╭──

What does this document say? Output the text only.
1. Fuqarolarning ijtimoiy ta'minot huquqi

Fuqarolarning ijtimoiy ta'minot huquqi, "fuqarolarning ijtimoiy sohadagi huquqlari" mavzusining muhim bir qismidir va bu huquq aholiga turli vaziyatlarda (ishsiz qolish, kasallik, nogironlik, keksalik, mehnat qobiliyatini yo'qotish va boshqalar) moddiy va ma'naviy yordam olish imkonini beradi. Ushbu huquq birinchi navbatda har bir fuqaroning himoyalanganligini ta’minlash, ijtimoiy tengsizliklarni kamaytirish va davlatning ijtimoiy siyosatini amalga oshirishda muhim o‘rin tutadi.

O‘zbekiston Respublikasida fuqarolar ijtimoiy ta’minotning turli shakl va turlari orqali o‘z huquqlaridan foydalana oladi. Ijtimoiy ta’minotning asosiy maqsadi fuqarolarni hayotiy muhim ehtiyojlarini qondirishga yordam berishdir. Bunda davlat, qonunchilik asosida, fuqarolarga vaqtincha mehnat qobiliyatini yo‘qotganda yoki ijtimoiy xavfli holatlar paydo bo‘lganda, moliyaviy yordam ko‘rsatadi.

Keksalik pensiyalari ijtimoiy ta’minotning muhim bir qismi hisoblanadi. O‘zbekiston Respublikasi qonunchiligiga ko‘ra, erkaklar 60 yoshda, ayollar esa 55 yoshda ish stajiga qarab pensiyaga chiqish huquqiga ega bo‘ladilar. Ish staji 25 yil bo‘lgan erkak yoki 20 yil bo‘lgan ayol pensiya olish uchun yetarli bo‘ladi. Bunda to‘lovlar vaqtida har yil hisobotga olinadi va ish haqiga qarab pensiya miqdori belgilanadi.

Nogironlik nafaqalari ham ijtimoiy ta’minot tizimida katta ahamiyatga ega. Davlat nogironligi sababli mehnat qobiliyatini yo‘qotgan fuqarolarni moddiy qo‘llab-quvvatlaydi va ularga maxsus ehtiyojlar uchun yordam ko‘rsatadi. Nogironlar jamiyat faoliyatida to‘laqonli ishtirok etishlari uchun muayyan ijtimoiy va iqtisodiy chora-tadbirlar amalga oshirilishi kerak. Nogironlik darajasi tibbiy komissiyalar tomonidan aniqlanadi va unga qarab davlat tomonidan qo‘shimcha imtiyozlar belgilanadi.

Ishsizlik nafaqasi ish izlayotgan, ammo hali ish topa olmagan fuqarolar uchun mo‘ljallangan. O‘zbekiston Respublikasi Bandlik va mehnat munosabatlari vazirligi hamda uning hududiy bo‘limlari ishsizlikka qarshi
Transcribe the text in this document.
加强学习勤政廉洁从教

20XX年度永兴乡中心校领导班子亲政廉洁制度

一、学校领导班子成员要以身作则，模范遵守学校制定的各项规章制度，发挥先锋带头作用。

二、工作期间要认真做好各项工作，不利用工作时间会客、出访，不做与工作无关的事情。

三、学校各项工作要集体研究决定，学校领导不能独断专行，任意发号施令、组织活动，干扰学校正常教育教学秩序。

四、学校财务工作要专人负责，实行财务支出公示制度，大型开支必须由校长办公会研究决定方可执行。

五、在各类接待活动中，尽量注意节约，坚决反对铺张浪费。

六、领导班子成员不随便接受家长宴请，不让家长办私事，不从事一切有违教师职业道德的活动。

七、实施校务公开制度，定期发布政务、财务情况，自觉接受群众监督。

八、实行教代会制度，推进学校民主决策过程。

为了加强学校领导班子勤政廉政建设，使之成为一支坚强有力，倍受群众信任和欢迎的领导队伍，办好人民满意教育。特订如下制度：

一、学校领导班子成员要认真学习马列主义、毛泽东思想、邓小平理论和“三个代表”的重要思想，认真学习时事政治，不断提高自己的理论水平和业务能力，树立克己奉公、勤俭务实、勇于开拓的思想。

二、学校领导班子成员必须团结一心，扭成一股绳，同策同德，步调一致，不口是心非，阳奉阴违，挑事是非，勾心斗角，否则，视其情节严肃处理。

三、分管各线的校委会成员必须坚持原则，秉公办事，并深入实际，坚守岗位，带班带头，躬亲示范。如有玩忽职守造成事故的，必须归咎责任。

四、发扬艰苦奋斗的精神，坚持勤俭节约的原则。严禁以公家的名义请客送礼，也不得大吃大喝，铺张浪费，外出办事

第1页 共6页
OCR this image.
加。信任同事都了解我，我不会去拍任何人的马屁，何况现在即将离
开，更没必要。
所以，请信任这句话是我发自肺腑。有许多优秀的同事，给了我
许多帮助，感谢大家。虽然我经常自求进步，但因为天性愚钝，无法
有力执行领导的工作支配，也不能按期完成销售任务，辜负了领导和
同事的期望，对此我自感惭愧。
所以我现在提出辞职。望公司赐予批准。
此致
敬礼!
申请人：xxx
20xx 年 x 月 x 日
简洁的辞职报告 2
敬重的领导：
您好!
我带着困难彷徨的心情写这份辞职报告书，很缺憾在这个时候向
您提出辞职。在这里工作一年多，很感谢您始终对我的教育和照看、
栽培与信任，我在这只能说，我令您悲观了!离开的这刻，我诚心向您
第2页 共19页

╰──

**GIVEN EXERCISE:** Above are the records; copy every line in them that holds the word "zbekiston".

**EXERCISE RESULT:**
O‘zbekiston Respublikasida fuqarolar ijtimoiy ta’minotning turli shakl va turlari orqali o‘z huquqlaridan foydalana oladi. Ijtimoiy ta’minotning asosiy maqsadi fuqarolarni hayotiy muhim ehtiyojlarini qondirishga yordam berishdir. Bunda davlat, qonunchilik asosida, fuqarolarga vaqtincha mehnat qobiliyatini yo‘qotganda yoki ijtimoiy xavfli holatlar paydo bo‘lganda, moliyaviy yordam ko‘rsatadi.
Keksalik pensiyalari ijtimoiy ta’minotning muhim bir qismi hisoblanadi. O‘zbekiston Respublikasi qonunchiligiga ko‘ra, erkaklar 60 yoshda, ayollar esa 55 yoshda ish stajiga qarab pensiyaga chiqish huquqiga ega bo‘ladilar. Ish staji 25 yil bo‘lgan erkak yoki 20 yil bo‘lgan ayol pensiya olish uchun yetarli bo‘ladi. Bunda to‘lovlar vaqtida har yil hisobotga olinadi va ish haqiga qarab pensiya miqdori belgilanadi.
Ishsizlik nafaqasi ish izlayotgan, ammo hali ish topa olmagan fuqarolar uchun mo‘ljallangan. O‘zbekiston Respublikasi Bandlik va mehnat munosabatlari vazirligi hamda uning hududiy bo‘limlari ishsizlikka qarshi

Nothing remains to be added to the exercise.